• _TO DO_: Your result should be every line of the records below that contains the word "test".

• _SUPPLIED RECORDS_:
━━━━━━━━━━━━━━━━━━━━

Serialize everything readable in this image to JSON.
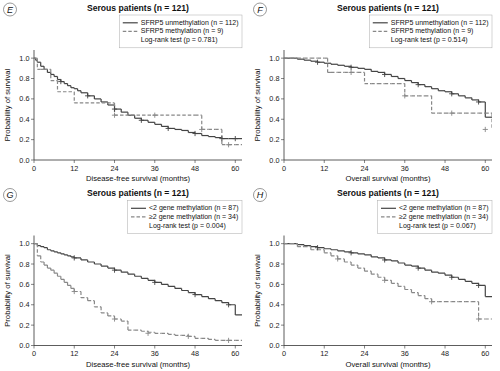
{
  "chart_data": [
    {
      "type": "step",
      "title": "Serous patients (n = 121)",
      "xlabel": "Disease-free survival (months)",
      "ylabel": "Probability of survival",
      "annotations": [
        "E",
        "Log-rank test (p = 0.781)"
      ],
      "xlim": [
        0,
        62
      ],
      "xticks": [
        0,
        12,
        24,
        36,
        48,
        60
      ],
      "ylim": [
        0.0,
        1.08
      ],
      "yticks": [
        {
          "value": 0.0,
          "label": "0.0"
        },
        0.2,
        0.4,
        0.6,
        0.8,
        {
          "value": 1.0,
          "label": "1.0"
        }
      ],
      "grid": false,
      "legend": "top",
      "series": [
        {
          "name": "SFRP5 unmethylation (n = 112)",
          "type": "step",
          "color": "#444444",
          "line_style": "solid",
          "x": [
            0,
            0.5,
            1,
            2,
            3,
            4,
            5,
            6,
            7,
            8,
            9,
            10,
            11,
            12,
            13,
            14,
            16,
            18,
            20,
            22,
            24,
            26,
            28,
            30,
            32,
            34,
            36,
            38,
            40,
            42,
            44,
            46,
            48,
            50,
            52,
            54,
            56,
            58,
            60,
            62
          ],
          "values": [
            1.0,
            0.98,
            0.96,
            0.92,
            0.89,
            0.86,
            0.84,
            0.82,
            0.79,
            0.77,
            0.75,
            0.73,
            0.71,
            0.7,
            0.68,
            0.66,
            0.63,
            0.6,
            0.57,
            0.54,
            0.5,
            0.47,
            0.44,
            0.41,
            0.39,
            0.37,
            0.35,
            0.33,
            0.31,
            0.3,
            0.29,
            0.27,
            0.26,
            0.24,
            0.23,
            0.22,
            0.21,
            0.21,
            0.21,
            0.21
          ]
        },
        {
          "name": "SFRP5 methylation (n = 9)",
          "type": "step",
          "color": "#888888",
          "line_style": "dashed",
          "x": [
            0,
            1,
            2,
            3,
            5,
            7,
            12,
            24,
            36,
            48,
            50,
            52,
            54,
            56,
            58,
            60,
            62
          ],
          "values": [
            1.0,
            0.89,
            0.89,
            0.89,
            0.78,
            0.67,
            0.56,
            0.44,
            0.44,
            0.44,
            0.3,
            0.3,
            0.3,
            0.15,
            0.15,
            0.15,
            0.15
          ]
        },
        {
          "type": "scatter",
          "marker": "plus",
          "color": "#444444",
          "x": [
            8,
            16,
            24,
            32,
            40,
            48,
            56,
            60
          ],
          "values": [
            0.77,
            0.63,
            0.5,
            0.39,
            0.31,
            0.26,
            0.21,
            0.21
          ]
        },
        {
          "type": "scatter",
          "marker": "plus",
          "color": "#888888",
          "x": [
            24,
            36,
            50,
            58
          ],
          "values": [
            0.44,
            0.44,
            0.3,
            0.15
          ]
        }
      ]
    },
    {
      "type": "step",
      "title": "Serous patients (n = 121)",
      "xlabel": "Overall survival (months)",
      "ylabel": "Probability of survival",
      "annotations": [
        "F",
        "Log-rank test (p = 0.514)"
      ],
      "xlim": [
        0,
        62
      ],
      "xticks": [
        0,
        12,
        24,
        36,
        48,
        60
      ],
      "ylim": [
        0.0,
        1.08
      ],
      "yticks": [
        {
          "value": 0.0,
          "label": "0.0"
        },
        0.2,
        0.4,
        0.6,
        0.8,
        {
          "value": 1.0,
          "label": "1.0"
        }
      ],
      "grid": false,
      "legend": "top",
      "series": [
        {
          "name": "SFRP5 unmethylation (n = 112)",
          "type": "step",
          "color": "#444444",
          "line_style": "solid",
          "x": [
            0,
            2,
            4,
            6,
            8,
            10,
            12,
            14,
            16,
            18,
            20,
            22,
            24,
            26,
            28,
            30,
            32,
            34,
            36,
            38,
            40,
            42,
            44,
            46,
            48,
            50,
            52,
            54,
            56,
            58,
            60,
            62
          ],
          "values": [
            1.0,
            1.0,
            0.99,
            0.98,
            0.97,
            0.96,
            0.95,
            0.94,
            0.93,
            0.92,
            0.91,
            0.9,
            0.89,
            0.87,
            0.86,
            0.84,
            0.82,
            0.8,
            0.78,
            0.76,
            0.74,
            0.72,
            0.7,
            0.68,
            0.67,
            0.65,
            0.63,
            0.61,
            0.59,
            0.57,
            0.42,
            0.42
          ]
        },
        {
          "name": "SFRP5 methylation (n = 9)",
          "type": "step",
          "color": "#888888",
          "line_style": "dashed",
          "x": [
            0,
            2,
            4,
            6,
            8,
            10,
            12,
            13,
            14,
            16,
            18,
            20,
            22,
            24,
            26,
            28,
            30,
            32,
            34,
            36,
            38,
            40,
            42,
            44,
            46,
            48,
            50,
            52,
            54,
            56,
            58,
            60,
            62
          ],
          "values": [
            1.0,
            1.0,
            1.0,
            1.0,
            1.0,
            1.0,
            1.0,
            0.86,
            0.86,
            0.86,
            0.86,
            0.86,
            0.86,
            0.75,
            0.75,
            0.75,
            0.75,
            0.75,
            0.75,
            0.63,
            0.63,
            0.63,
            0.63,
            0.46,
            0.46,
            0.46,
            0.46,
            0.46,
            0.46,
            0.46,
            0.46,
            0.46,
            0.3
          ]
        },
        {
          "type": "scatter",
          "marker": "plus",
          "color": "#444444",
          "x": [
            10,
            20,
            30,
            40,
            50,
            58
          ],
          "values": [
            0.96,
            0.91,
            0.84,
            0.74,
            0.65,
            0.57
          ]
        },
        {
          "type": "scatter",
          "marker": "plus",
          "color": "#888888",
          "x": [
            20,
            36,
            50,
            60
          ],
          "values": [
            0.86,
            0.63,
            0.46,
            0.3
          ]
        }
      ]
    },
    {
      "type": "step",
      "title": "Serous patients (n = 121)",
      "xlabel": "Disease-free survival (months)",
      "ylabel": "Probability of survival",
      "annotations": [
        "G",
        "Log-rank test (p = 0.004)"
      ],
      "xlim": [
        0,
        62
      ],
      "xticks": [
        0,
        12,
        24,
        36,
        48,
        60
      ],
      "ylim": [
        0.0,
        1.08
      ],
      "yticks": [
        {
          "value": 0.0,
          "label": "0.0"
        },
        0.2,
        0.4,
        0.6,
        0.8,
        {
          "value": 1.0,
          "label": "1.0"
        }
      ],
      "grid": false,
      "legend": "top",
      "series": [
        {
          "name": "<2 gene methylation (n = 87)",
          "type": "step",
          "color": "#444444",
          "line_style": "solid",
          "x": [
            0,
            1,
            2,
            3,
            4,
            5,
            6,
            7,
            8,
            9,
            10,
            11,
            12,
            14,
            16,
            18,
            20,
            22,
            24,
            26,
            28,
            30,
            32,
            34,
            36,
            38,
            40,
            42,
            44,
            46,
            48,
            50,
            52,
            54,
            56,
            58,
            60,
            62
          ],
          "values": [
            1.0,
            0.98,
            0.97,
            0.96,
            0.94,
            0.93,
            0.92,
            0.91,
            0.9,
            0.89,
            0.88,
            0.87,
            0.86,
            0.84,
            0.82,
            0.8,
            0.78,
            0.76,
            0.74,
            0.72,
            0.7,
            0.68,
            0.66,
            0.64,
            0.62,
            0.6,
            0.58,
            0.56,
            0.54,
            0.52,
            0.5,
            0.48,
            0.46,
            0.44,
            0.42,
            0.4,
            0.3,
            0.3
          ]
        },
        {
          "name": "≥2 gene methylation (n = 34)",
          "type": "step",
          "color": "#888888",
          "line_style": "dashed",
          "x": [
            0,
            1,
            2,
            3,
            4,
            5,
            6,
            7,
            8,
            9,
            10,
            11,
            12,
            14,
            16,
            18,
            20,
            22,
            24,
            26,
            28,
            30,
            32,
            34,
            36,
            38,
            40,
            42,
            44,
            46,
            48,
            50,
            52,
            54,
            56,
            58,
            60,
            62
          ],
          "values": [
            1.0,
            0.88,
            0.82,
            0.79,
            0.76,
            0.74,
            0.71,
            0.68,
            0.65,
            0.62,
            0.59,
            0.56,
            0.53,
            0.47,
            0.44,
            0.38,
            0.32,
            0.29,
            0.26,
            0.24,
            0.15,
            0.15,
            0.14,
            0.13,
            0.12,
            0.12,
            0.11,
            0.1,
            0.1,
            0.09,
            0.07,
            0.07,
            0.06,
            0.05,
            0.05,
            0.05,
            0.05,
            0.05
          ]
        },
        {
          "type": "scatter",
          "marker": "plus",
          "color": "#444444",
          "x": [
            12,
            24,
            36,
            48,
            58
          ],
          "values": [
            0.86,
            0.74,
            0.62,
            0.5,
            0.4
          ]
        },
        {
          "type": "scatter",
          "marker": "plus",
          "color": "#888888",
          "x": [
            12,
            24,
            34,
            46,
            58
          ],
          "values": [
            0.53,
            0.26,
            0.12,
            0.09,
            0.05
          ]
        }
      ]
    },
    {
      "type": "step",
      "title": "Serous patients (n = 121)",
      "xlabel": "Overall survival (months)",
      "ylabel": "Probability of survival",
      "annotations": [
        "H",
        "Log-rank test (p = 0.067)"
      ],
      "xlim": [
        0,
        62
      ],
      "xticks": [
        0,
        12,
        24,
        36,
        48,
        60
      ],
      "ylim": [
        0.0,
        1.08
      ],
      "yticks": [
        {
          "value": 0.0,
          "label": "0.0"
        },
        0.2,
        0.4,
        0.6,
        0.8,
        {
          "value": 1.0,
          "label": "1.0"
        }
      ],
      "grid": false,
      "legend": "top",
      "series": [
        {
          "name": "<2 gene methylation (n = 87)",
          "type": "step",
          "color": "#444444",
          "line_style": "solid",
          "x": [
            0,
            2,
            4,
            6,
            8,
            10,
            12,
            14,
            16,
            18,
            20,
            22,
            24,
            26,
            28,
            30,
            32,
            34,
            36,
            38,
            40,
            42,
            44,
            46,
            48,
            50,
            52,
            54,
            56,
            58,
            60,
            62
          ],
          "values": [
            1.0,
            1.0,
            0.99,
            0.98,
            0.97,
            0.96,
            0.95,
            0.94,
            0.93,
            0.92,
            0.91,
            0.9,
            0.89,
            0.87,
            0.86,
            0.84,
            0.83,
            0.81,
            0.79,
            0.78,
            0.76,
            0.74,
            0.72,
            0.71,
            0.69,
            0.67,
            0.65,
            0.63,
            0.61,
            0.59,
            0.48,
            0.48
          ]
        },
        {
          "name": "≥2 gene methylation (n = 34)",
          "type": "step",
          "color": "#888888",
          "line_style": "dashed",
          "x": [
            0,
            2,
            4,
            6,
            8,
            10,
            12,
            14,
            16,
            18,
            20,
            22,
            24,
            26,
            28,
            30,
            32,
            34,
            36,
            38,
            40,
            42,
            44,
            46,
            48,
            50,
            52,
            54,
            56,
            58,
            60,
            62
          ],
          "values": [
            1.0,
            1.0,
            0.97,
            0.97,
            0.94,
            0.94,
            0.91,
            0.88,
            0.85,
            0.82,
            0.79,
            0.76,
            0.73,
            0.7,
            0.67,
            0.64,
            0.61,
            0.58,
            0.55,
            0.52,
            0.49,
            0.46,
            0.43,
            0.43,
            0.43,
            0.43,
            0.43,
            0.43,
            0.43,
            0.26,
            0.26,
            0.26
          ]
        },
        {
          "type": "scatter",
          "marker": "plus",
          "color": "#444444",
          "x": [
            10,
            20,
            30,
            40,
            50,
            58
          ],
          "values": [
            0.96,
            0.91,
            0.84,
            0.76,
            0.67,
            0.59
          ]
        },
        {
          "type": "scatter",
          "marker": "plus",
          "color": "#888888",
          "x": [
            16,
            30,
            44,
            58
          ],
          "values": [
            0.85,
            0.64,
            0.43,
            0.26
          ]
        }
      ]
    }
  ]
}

━━━━━━━━━━━━━━━━━━━━

• _WRITTEN RESPONSE_:
        "Log-rank test (p = 0.781)"
        "Log-rank test (p = 0.514)"
        "Log-rank test (p = 0.004)"
        "Log-rank test (p = 0.067)"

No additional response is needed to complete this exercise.